> _Task instructions_
Write out the listing exactly as it is given.

>> Start Records for this exercise

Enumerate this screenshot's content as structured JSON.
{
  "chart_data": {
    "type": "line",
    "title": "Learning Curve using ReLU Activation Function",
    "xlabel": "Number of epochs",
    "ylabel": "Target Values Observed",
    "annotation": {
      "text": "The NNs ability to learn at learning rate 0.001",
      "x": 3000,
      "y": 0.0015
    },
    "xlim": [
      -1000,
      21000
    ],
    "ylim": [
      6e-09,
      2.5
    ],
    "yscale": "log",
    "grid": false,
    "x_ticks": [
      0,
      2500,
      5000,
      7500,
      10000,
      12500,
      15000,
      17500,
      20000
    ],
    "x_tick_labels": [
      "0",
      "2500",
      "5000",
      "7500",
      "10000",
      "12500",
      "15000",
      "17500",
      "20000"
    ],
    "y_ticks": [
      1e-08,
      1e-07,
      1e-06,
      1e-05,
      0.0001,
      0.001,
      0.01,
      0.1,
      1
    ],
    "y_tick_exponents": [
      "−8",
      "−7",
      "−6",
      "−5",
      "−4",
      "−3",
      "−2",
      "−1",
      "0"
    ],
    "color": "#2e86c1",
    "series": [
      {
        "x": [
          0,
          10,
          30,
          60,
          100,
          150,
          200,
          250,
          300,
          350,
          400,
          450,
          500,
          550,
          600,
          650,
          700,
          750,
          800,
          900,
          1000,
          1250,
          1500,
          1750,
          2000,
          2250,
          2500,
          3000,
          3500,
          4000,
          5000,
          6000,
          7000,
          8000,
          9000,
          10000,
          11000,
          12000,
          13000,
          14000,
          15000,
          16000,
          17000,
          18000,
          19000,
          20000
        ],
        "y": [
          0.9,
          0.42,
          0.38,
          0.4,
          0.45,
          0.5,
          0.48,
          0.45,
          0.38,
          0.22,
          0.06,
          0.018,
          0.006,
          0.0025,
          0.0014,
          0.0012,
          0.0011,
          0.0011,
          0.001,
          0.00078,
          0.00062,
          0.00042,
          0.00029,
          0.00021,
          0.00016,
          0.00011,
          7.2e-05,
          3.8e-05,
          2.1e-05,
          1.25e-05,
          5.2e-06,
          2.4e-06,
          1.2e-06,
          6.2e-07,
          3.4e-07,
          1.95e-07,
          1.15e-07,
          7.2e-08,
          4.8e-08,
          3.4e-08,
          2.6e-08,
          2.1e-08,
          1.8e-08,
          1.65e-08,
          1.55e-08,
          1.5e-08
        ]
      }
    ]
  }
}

>> End Records for this exercise

> _Written response_
Enumerate this screenshot's content as structured JSON.
{
  "chart_data": {
    "type": "line",
    "title": "Learning Curve using ReLU Activation Function",
    "xlabel": "Number of epochs",
    "ylabel": "Target Values Observed",
    "annotation": {
      "text": "The NNs ability to learn at learning rate 0.001",
      "x": 3000,
      "y": 0.0015
    },
    "xlim": [
      -1000,
      21000
    ],
    "ylim": [
      6e-09,
      2.5
    ],
    "yscale": "log",
    "grid": false,
    "x_ticks": [
      0,
      2500,
      5000,
      7500,
      10000,
      12500,
      15000,
      17500,
      20000
    ],
    "x_tick_labels": [
      "0",
      "2500",
      "5000",
      "7500",
      "10000",
      "12500",
      "15000",
      "17500",
      "20000"
    ],
    "y_ticks": [
      1e-08,
      1e-07,
      1e-06,
      1e-05,
      0.0001,
      0.001,
      0.01,
      0.1,
      1
    ],
    "y_tick_exponents": [
      "−8",
      "−7",
      "−6",
      "−5",
      "−4",
      "−3",
      "−2",
      "−1",
      "0"
    ],
    "color": "#2e86c1",
    "series": [
      {
        "x": [
          0,
          10,
          30,
          60,
          100,
          150,
          200,
          250,
          300,
          350,
          400,
          450,
          500,
          550,
          600,
          650,
          700,
          750,
          800,
          900,
          1000,
          1250,
          1500,
          1750,
          2000,
          2250,
          2500,
          3000,
          3500,
          4000,
          5000,
          6000,
          7000,
          8000,
          9000,
          10000,
          11000,
          12000,
          13000,
          14000,
          15000,
          16000,
          17000,
          18000,
          19000,
          20000
        ],
        "y": [
          0.9,
          0.42,
          0.38,
          0.4,
          0.45,
          0.5,
          0.48,
          0.45,
          0.38,
          0.22,
          0.06,
          0.018,
          0.006,
          0.0025,
          0.0014,
          0.0012,
          0.0011,
          0.0011,
          0.001,
          0.00078,
          0.00062,
          0.00042,
          0.00029,
          0.00021,
          0.00016,
          0.00011,
          7.2e-05,
          3.8e-05,
          2.1e-05,
          1.25e-05,
          5.2e-06,
          2.4e-06,
          1.2e-06,
          6.2e-07,
          3.4e-07,
          1.95e-07,
          1.15e-07,
          7.2e-08,
          4.8e-08,
          3.4e-08,
          2.6e-08,
          2.1e-08,
          1.8e-08,
          1.65e-08,
          1.55e-08,
          1.5e-08
        ]
      }
    ]
  }
}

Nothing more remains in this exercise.